DATA ROWS:
──────

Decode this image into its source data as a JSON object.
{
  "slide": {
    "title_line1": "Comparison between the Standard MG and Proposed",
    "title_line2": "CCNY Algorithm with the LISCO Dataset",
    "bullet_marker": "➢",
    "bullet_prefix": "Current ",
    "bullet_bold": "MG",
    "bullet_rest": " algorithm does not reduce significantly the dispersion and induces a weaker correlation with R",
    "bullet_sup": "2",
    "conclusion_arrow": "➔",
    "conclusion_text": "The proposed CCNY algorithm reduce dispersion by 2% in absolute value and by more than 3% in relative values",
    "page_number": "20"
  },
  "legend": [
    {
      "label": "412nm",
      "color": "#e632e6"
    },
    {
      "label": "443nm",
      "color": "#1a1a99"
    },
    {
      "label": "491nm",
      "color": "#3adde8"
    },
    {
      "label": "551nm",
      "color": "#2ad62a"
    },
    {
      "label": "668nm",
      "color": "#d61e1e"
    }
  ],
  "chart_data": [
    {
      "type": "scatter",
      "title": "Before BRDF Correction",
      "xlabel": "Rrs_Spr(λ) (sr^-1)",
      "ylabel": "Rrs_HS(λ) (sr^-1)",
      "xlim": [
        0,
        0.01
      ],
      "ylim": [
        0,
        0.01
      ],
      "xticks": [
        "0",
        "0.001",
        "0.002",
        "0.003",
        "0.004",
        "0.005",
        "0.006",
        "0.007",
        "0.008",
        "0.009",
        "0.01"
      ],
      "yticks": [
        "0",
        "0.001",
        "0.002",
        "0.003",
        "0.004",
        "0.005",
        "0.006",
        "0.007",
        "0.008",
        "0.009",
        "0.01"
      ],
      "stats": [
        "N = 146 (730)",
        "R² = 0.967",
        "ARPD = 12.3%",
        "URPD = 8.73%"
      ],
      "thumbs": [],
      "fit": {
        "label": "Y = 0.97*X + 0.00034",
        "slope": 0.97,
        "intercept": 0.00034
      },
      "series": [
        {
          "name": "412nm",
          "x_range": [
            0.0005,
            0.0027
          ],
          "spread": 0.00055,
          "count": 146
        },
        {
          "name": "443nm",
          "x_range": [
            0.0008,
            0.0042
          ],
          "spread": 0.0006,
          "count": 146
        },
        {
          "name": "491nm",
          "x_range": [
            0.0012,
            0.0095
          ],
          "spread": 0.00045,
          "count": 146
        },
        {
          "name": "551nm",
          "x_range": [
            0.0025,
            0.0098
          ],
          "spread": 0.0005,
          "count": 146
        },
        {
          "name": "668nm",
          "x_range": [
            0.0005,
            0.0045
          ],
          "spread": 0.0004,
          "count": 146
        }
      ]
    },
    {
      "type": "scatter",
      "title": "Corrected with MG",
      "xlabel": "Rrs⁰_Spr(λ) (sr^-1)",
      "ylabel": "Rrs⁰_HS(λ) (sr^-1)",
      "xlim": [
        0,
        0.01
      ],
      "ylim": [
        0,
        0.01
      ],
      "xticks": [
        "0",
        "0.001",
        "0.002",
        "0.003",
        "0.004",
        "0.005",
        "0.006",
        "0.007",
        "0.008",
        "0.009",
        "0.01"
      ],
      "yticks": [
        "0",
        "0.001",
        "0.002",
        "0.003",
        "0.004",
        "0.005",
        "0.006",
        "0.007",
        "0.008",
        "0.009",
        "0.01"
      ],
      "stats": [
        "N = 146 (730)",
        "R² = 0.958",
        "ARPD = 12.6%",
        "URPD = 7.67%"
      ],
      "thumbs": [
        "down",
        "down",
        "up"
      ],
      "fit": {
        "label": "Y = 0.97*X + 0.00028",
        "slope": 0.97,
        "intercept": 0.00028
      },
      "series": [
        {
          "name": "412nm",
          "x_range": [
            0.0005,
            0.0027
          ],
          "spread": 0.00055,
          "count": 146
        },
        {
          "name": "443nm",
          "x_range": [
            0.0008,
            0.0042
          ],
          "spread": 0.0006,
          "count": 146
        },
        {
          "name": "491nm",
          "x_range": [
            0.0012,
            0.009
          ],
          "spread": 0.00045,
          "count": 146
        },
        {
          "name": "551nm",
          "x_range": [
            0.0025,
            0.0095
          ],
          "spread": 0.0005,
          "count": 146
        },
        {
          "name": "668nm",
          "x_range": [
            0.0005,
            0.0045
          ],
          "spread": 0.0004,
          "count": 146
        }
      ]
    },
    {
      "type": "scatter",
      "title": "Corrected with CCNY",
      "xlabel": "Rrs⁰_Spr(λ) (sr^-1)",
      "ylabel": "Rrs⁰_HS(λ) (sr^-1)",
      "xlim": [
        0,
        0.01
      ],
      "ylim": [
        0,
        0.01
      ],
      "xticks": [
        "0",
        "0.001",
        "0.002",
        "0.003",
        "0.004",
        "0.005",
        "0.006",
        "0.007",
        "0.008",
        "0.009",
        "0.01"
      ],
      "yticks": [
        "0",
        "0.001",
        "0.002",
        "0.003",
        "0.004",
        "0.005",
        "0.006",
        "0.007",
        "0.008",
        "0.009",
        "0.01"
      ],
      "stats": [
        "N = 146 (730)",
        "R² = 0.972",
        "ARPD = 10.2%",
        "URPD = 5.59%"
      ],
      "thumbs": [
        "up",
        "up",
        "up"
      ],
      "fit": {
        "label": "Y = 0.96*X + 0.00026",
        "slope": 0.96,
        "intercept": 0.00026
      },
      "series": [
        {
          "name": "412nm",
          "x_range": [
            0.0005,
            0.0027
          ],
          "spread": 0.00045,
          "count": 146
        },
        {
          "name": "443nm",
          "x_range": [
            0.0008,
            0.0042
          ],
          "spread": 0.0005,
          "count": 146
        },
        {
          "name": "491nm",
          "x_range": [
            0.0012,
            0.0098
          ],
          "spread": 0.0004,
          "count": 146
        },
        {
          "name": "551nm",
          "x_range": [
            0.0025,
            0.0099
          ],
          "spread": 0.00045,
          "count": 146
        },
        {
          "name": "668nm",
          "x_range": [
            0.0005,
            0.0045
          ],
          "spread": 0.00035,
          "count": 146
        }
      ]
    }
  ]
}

──────

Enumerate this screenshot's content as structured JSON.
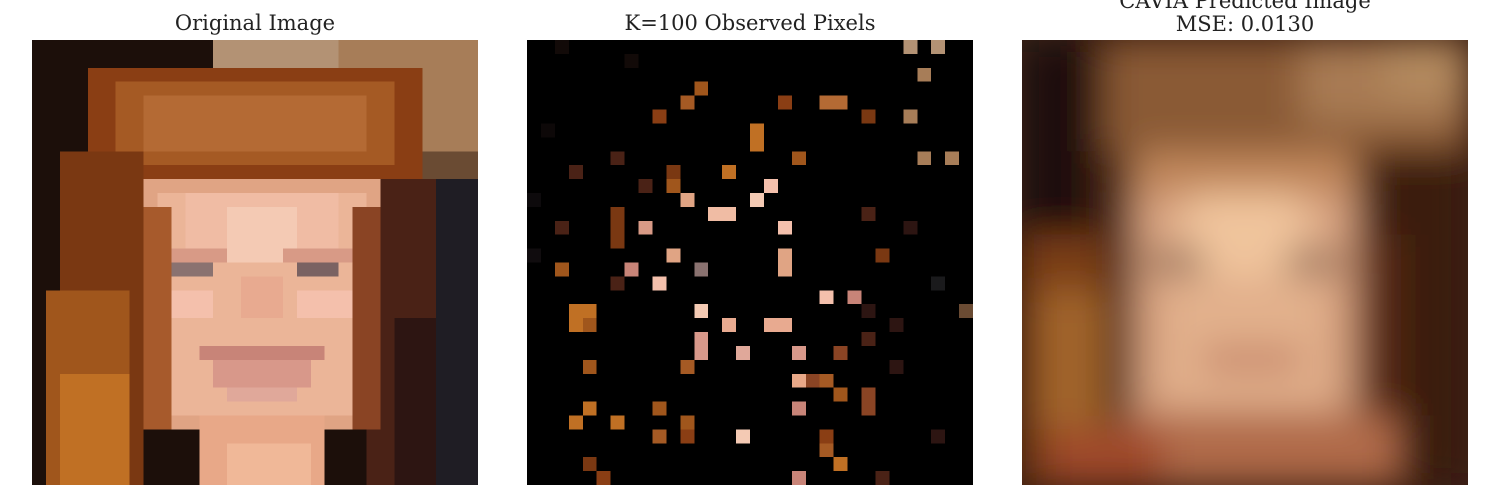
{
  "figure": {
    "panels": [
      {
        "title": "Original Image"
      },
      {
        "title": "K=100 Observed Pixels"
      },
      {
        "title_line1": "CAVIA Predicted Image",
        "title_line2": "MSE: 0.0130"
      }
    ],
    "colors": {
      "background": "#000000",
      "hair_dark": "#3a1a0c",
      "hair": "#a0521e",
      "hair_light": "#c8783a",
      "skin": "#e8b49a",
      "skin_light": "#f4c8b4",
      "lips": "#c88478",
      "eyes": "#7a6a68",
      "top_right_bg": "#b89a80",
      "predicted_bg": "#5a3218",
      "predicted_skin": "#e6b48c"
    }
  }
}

──────

EXERCISE BRIEF:
What is the number of lines that contain "reduce"? Reply with that number alone.

WRITTEN REPLY:
2